** start of Data for this task **
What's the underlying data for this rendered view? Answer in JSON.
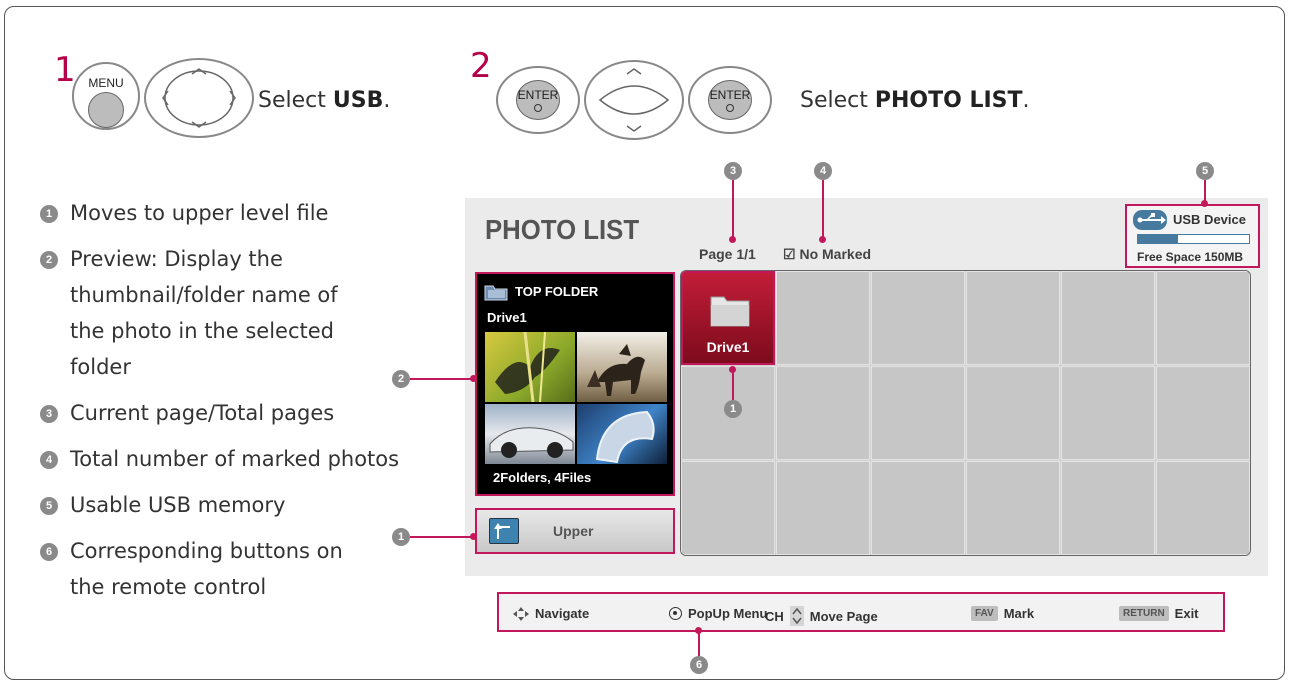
{
  "steps": [
    {
      "number": "1",
      "select_prefix": "Select ",
      "select_target": "USB",
      "select_suffix": "."
    },
    {
      "number": "2",
      "select_prefix": "Select ",
      "select_target": "PHOTO LIST",
      "select_suffix": "."
    }
  ],
  "remote": {
    "menu_label": "MENU",
    "enter_label": "ENTER"
  },
  "legend": [
    {
      "num": "1",
      "text": "Moves to upper level file"
    },
    {
      "num": "2",
      "text": "Preview: Display the thumbnail/folder name of the photo in the selected folder"
    },
    {
      "num": "3",
      "text": "Current page/Total pages"
    },
    {
      "num": "4",
      "text": "Total number of marked photos"
    },
    {
      "num": "5",
      "text": "Usable USB memory"
    },
    {
      "num": "6",
      "text": "Corresponding buttons on the remote control"
    }
  ],
  "screen": {
    "title": "PHOTO LIST",
    "page_info": "Page 1/1",
    "marked_info": "No Marked",
    "usb": {
      "label": "USB Device",
      "free_space": "Free Space 150MB",
      "used_fraction": 0.36,
      "color": "#477a9f"
    },
    "preview": {
      "folder_label": "TOP FOLDER",
      "drive_label": "Drive1",
      "count_label": "2Folders, 4Files"
    },
    "upper_label": "Upper",
    "grid": {
      "selected_label": "Drive1",
      "rows": 3,
      "cols": 6
    }
  },
  "bottom_bar": {
    "navigate": "Navigate",
    "popup": "PopUp Menu",
    "ch": "CH",
    "move_page": "Move Page",
    "fav_key": "FAV",
    "mark": "Mark",
    "return_key": "RETURN",
    "exit": "Exit"
  },
  "callouts": [
    "1",
    "2",
    "3",
    "4",
    "5",
    "6"
  ],
  "colors": {
    "accent": "#c2185b",
    "step_number": "#b5004a",
    "selected_cell": "#a0132b"
  }
}
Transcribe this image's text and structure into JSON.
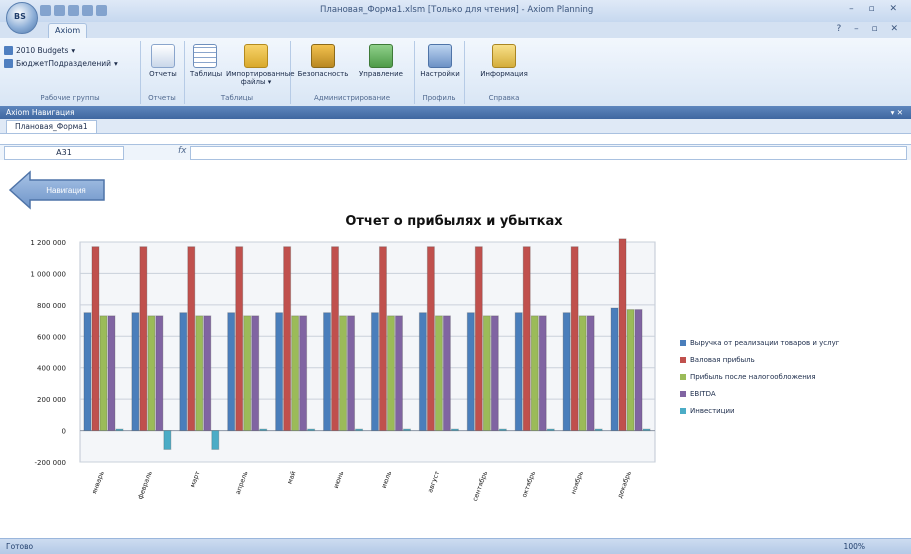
{
  "app": {
    "window_title": "Плановая_Форма1.xlsm [Только для чтения] - Axiom Planning",
    "orb_label": "BS",
    "active_tab": "Axiom"
  },
  "ribbon": {
    "groups": [
      {
        "label": "Рабочие группы",
        "items": [
          "2010 Budgets",
          "БюджетПодразделений"
        ]
      },
      {
        "label": "Отчеты",
        "buttons": [
          "Отчеты"
        ]
      },
      {
        "label": "Таблицы",
        "buttons": [
          "Таблицы",
          "Импортированные файлы"
        ]
      },
      {
        "label": "Администрирование",
        "buttons": [
          "Безопасность",
          "Управление"
        ]
      },
      {
        "label": "Профиль",
        "buttons": [
          "Настройки"
        ]
      },
      {
        "label": "Справка",
        "buttons": [
          "Информация"
        ]
      }
    ]
  },
  "nav": {
    "title": "Axiom Навигация",
    "sheet_tab": "Плановая_Форма1"
  },
  "formula": {
    "name_box": "A31",
    "fx": "fx"
  },
  "sheet": {
    "back_button_label": "Навигация"
  },
  "status": {
    "ready": "Готово",
    "zoom": "100%"
  },
  "colors": {
    "series1": "#4a7ebb",
    "series2": "#c0504d",
    "series3": "#9bbb59",
    "series4": "#8064a2",
    "series5": "#4bacc6"
  },
  "chart_data": {
    "type": "bar",
    "title": "Отчет о прибылях и убытках",
    "categories": [
      "январь",
      "февраль",
      "март",
      "апрель",
      "май",
      "июнь",
      "июль",
      "август",
      "сентябрь",
      "октябрь",
      "ноябрь",
      "декабрь"
    ],
    "ylim": [
      -200000,
      1200000
    ],
    "yticks": [
      -200000,
      0,
      200000,
      400000,
      600000,
      800000,
      1000000,
      1200000
    ],
    "ytick_labels": [
      "-200 000",
      "0",
      "200 000",
      "400 000",
      "600 000",
      "800 000",
      "1 000 000",
      "1 200 000"
    ],
    "grid": true,
    "legend_position": "right",
    "series": [
      {
        "name": "Выручка от реализации товаров и услуг",
        "values": [
          750000,
          750000,
          750000,
          750000,
          750000,
          750000,
          750000,
          750000,
          750000,
          750000,
          750000,
          780000
        ]
      },
      {
        "name": "Валовая прибыль",
        "values": [
          1170000,
          1170000,
          1170000,
          1170000,
          1170000,
          1170000,
          1170000,
          1170000,
          1170000,
          1170000,
          1170000,
          1220000
        ]
      },
      {
        "name": "Прибыль после налогообложения",
        "values": [
          730000,
          730000,
          730000,
          730000,
          730000,
          730000,
          730000,
          730000,
          730000,
          730000,
          730000,
          770000
        ]
      },
      {
        "name": "EBITDA",
        "values": [
          730000,
          730000,
          730000,
          730000,
          730000,
          730000,
          730000,
          730000,
          730000,
          730000,
          730000,
          770000
        ]
      },
      {
        "name": "Инвестиции",
        "values": [
          0,
          -120000,
          -120000,
          0,
          0,
          0,
          0,
          0,
          0,
          0,
          0,
          0
        ]
      }
    ]
  }
}
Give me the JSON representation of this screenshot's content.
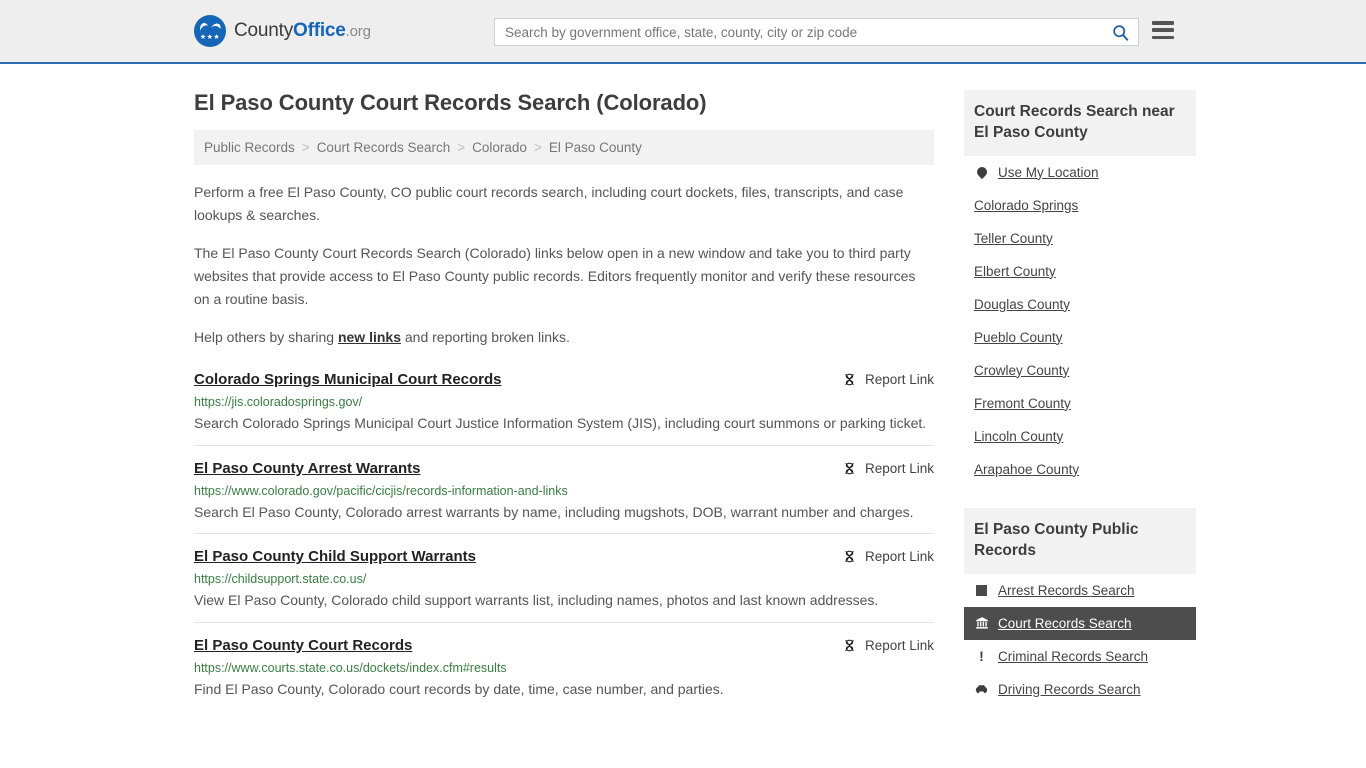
{
  "header": {
    "brand": {
      "part1": "County",
      "part2": "Office",
      "part3": ".org",
      "logo_icon": "eagle-shield-icon"
    },
    "search": {
      "value": "",
      "placeholder": "Search by government office, state, county, city or zip code",
      "button_icon": "search-icon"
    },
    "menu_icon": "hamburger-menu-icon",
    "accent_color": "#1565b8",
    "background_color": "#eeeeee"
  },
  "page": {
    "title": "El Paso County Court Records Search (Colorado)"
  },
  "breadcrumb": {
    "separator": ">",
    "items": [
      {
        "label": "Public Records"
      },
      {
        "label": "Court Records Search"
      },
      {
        "label": "Colorado"
      },
      {
        "label": "El Paso County"
      }
    ]
  },
  "intro": {
    "paragraph1": "Perform a free El Paso County, CO public court records search, including court dockets, files, transcripts, and case lookups & searches.",
    "paragraph2": "The El Paso County Court Records Search (Colorado) links below open in a new window and take you to third party websites that provide access to El Paso County public records. Editors frequently monitor and verify these resources on a routine basis.",
    "paragraph3_before": "Help others by sharing ",
    "paragraph3_link": "new links",
    "paragraph3_after": " and reporting broken links."
  },
  "results": {
    "report_label": "Report Link",
    "report_icon": "broken-link-icon",
    "items": [
      {
        "title": "Colorado Springs Municipal Court Records",
        "url": "https://jis.coloradosprings.gov/",
        "description": "Search Colorado Springs Municipal Court Justice Information System (JIS), including court summons or parking ticket."
      },
      {
        "title": "El Paso County Arrest Warrants",
        "url": "https://www.colorado.gov/pacific/cicjis/records-information-and-links",
        "description": "Search El Paso County, Colorado arrest warrants by name, including mugshots, DOB, warrant number and charges."
      },
      {
        "title": "El Paso County Child Support Warrants",
        "url": "https://childsupport.state.co.us/",
        "description": "View El Paso County, Colorado child support warrants list, including names, photos and last known addresses."
      },
      {
        "title": "El Paso County Court Records",
        "url": "https://www.courts.state.co.us/dockets/index.cfm#results",
        "description": "Find El Paso County, Colorado court records by date, time, case number, and parties."
      }
    ]
  },
  "sidebar": {
    "nearby": {
      "heading": "Court Records Search near El Paso County",
      "items": [
        {
          "label": "Use My Location",
          "icon": "map-pin-icon"
        },
        {
          "label": "Colorado Springs",
          "icon": ""
        },
        {
          "label": "Teller County",
          "icon": ""
        },
        {
          "label": "Elbert County",
          "icon": ""
        },
        {
          "label": "Douglas County",
          "icon": ""
        },
        {
          "label": "Pueblo County",
          "icon": ""
        },
        {
          "label": "Crowley County",
          "icon": ""
        },
        {
          "label": "Fremont County",
          "icon": ""
        },
        {
          "label": "Lincoln County",
          "icon": ""
        },
        {
          "label": "Arapahoe County",
          "icon": ""
        }
      ]
    },
    "public_records": {
      "heading": "El Paso County Public Records",
      "active_color": "#4d4d4d",
      "items": [
        {
          "label": "Arrest Records Search",
          "icon": "handcuffs-square-icon",
          "active": false
        },
        {
          "label": "Court Records Search",
          "icon": "courthouse-icon",
          "active": true
        },
        {
          "label": "Criminal Records Search",
          "icon": "exclamation-icon",
          "active": false
        },
        {
          "label": "Driving Records Search",
          "icon": "car-icon",
          "active": false
        }
      ]
    }
  }
}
** end of Data for this task **
* **Problem requirements**: Looking at the records above, say how many lines hold the string "https". Write nothing but the number.

* **Solution for this problem**: 4